- Source text:
How to "own your code" in practice
"Own your code" is easy to say and easy to ignore. Here is how to make it real, whatever editor you use:
- Keep prompts as plain files. Store your reusable instructions, like a CLAUDE.md project file, as plain markdown in your repo. A markdown file is just a text file. It works in any tool.
- Keep generated code in your own repo with no editor-only metadata. If the code only makes sense inside one editor, you do not own it.
- Put a gateway between you and the model. A gateway like OpenRouter is one address that can route to many models. Swap Grok for Claude by changing one setting, not your whole workflow.
- Warm up a second editor. Keep a backup tool installed and tested so a forced default never blocks you.
- Prefer model-agnostic architecture. If your output is portable, the editor that made it does not matter.
This last point is the durable lesson. Any coding tool built on top of someone else's model can be bought and re-pointed at any time. The hedge is a setup where the product, your actual code, stays portable.
That is the bet behind the $29 Code Kit: a build system for Claude Code that ships a real production app skeleton (login and signup, Stripe payments, a PostgreSQL database with row-level security on every table so each user only sees their own rows) into your own repository. The output is standard code you can run anywhere: Vercel, Docker, or any VPS. If your tooling changes hands tomorrow, your app does not move.
Enterprise checklist before Q3 close
- Audit which Cursor plan tier you are on and which data-retention mode is active.
- Request written confirmation from Anysphere that existing contracts are honored after the acquisition.
- Check whether your compliance rules survive code data flowing into an xAI training pipeline.
- If the answer is no, migrate now while you still have negotiating room.
FAQ
Is Cursor safe to use after the SpaceX acquisition?
Cursor still works the same way, but its standard Privacy Mode now permits code data to flow into Grok 4.5 training at SpaceX and Tesla. That pipeline is reportedly live as of June 28, 2026, before the deal officially closes. If you need strict zero-retention guarantees, verify your contract terms now.

- Instructions:
A. In the text on owning your code, rewrite the passage starting at "- Put a gateway" and ending at "your whole workflow.", changing "one setting" to "a single setting".
B. According to the text on owning your code, on what date was the pipeline for Grok 4.5 training reportedly live?
C. List every item on the enterprise checklist in the text on owning your code.

- Data section:
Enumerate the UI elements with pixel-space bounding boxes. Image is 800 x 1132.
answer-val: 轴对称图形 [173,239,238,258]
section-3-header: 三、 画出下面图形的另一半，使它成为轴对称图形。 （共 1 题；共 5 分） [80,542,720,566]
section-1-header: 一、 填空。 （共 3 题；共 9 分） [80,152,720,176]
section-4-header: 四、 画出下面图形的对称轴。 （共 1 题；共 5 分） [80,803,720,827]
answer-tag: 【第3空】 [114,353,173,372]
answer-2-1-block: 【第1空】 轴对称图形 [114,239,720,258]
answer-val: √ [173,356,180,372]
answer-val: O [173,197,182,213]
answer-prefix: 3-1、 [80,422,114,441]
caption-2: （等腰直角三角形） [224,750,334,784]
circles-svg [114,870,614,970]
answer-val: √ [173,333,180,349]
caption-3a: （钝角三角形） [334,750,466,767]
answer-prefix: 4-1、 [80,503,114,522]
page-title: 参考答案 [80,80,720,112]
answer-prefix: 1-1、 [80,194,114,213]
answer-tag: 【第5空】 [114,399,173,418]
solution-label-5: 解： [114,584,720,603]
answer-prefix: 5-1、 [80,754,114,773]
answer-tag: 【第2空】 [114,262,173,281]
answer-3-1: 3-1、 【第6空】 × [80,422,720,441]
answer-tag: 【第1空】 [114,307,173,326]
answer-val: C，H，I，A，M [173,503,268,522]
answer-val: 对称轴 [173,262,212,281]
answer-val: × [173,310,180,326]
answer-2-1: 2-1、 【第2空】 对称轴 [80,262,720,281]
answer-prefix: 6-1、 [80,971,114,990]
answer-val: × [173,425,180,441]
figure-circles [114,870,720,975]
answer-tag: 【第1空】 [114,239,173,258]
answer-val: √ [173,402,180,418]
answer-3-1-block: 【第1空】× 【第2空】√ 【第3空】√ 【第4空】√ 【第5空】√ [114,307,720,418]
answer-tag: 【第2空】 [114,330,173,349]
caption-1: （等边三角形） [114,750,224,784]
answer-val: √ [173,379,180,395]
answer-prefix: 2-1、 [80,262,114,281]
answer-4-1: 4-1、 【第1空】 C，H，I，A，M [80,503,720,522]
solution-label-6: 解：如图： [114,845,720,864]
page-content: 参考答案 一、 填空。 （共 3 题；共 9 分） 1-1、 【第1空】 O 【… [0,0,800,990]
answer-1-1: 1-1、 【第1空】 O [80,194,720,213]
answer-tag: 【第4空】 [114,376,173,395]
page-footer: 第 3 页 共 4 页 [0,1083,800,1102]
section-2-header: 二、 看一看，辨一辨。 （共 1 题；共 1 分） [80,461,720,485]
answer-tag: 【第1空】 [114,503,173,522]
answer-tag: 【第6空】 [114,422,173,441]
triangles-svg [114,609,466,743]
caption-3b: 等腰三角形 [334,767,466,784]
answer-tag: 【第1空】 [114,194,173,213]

- Answers for the exercise:
A.
- Put a gateway between you and the model. A gateway like OpenRouter is one address that can route to many models. Swap Grok for Claude by changing a single setting, not your whole workflow.

B. June 28, 2026

C.
- Audit which Cursor plan tier you are on and which data-retention mode is active.
- Request written confirmation from Anysphere that existing contracts are honored after the acquisition.
- Check whether your compliance rules survive code data flowing into an xAI training pipeline.
- If the answer is no, migrate now while you still have negotiating room.